___ Dataset entries ___

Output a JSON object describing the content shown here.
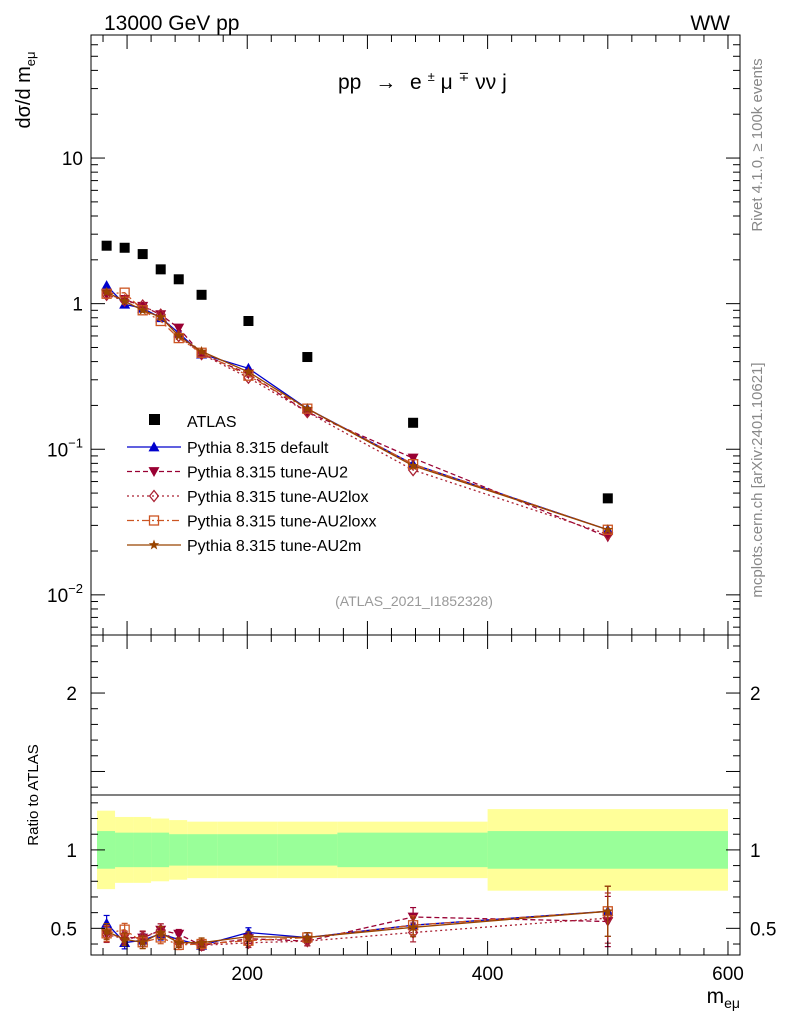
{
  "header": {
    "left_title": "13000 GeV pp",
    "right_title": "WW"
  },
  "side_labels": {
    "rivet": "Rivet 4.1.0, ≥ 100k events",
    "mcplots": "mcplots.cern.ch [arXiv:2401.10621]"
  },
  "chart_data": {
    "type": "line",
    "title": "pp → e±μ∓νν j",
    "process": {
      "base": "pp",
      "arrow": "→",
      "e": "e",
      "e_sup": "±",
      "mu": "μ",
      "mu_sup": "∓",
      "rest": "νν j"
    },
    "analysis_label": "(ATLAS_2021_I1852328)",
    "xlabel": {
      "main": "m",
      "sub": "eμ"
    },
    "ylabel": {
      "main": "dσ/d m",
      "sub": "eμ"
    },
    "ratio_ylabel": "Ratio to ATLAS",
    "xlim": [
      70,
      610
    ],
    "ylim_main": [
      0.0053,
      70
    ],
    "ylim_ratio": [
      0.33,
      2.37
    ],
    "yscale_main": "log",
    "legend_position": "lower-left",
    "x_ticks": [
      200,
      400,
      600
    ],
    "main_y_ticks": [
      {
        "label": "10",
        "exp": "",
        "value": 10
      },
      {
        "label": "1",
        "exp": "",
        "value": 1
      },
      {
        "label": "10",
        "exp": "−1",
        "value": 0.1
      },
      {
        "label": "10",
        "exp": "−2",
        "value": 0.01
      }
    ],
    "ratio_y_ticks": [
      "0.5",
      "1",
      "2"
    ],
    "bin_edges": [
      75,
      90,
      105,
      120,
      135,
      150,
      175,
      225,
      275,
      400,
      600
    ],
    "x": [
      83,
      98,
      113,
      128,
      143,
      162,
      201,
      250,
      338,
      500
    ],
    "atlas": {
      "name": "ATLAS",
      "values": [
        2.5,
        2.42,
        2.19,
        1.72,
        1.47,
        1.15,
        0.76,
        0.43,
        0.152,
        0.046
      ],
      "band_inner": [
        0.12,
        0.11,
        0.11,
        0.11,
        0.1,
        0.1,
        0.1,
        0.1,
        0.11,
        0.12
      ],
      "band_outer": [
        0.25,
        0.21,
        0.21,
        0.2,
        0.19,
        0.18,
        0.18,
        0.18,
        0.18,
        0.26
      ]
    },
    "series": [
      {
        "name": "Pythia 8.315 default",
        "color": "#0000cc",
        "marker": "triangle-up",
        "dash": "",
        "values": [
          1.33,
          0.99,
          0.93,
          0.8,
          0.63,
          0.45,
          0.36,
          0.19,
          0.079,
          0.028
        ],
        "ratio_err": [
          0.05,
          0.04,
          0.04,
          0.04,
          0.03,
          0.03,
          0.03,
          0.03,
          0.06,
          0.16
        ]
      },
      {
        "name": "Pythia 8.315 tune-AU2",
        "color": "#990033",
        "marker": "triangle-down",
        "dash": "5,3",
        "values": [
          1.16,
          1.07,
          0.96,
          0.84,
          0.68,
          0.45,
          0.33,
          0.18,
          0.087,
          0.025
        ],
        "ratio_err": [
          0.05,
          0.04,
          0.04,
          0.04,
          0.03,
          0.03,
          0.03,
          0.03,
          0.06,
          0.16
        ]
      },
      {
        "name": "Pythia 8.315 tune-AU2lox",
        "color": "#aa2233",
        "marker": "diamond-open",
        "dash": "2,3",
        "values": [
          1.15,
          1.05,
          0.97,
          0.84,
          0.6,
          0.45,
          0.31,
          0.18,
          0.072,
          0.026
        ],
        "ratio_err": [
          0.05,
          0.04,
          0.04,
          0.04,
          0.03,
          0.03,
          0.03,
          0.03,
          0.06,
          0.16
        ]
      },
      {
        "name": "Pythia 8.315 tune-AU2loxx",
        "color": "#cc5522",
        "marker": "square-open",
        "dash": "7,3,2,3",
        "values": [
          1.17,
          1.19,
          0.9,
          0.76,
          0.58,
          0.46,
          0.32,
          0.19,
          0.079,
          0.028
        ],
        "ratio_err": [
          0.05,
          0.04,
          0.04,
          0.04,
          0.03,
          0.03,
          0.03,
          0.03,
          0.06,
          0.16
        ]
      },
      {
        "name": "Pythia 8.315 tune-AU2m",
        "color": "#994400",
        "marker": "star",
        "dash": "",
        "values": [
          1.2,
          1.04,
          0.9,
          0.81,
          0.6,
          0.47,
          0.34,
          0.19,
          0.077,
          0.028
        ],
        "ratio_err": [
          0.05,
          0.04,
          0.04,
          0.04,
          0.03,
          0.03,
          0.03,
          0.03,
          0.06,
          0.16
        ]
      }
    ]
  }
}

___

◆ **To be done**
Scan the listing above. Collect all lines with the word "tune".

◆ **Exercise output**
        "name": "Pythia 8.315 tune-AU2",
        "name": "Pythia 8.315 tune-AU2lox",
        "name": "Pythia 8.315 tune-AU2loxx",
        "name": "Pythia 8.315 tune-AU2m",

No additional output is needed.